> Goal of the exercise
Write out every one of the lines below word for word, changing nothing.

> Records for this task

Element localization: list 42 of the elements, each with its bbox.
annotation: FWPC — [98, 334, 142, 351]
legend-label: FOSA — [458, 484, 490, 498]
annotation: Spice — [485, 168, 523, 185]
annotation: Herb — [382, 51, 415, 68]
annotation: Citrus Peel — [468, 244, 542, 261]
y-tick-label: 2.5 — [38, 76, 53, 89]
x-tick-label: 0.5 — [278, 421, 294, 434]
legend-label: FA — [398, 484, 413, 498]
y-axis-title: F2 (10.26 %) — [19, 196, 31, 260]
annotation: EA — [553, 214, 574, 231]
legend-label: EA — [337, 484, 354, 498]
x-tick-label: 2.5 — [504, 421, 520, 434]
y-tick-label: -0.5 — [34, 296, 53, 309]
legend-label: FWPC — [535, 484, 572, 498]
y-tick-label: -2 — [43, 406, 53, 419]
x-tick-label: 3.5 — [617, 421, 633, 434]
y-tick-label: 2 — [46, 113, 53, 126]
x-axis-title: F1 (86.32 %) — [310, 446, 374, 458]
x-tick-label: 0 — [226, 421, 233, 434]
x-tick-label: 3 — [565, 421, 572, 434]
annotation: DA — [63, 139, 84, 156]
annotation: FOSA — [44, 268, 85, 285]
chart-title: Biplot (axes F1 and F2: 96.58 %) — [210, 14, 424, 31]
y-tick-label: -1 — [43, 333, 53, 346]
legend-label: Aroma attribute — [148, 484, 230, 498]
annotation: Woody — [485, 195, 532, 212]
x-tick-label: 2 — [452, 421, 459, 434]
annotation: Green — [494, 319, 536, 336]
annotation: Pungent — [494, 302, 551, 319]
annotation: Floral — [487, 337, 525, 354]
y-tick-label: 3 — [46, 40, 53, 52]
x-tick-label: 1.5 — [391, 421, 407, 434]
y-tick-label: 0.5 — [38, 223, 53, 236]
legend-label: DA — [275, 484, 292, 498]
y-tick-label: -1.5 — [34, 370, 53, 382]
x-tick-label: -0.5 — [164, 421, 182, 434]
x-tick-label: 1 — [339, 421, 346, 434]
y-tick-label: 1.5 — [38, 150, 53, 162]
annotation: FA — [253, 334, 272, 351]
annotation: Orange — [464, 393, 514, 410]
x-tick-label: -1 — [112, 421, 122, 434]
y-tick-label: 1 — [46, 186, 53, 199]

> Solution
Element localization: list 42 of the elements, each with its bbox.
annotation: FWPC — [98, 334, 142, 351]
legend-label: FOSA — [458, 484, 490, 498]
annotation: Spice — [485, 168, 523, 185]
annotation: Herb — [382, 51, 415, 68]
annotation: Citrus Peel — [468, 244, 542, 261]
y-tick-label: 2.5 — [38, 76, 53, 89]
x-tick-label: 0.5 — [278, 421, 294, 434]
legend-label: FA — [398, 484, 413, 498]
y-axis-title: F2 (10.26 %) — [19, 196, 31, 260]
annotation: EA — [553, 214, 574, 231]
legend-label: EA — [337, 484, 354, 498]
x-tick-label: 2.5 — [504, 421, 520, 434]
y-tick-label: -0.5 — [34, 296, 53, 309]
legend-label: FWPC — [535, 484, 572, 498]
y-tick-label: -2 — [43, 406, 53, 419]
x-tick-label: 3.5 — [617, 421, 633, 434]
y-tick-label: 2 — [46, 113, 53, 126]
x-axis-title: F1 (86.32 %) — [310, 446, 374, 458]
x-tick-label: 0 — [226, 421, 233, 434]
x-tick-label: 3 — [565, 421, 572, 434]
annotation: DA — [63, 139, 84, 156]
annotation: FOSA — [44, 268, 85, 285]
chart-title: Biplot (axes F1 and F2: 96.58 %) — [210, 14, 424, 31]
y-tick-label: -1 — [43, 333, 53, 346]
legend-label: Aroma attribute — [148, 484, 230, 498]
annotation: Woody — [485, 195, 532, 212]
x-tick-label: 2 — [452, 421, 459, 434]
annotation: Green — [494, 319, 536, 336]
annotation: Pungent — [494, 302, 551, 319]
annotation: Floral — [487, 337, 525, 354]
y-tick-label: 3 — [46, 40, 53, 52]
x-tick-label: 1.5 — [391, 421, 407, 434]
y-tick-label: 0.5 — [38, 223, 53, 236]
legend-label: DA — [275, 484, 292, 498]
y-tick-label: -1.5 — [34, 370, 53, 382]
x-tick-label: -0.5 — [164, 421, 182, 434]
x-tick-label: 1 — [339, 421, 346, 434]
y-tick-label: 1.5 — [38, 150, 53, 162]
annotation: FA — [253, 334, 272, 351]
annotation: Orange — [464, 393, 514, 410]
x-tick-label: -1 — [112, 421, 122, 434]
y-tick-label: 1 — [46, 186, 53, 199]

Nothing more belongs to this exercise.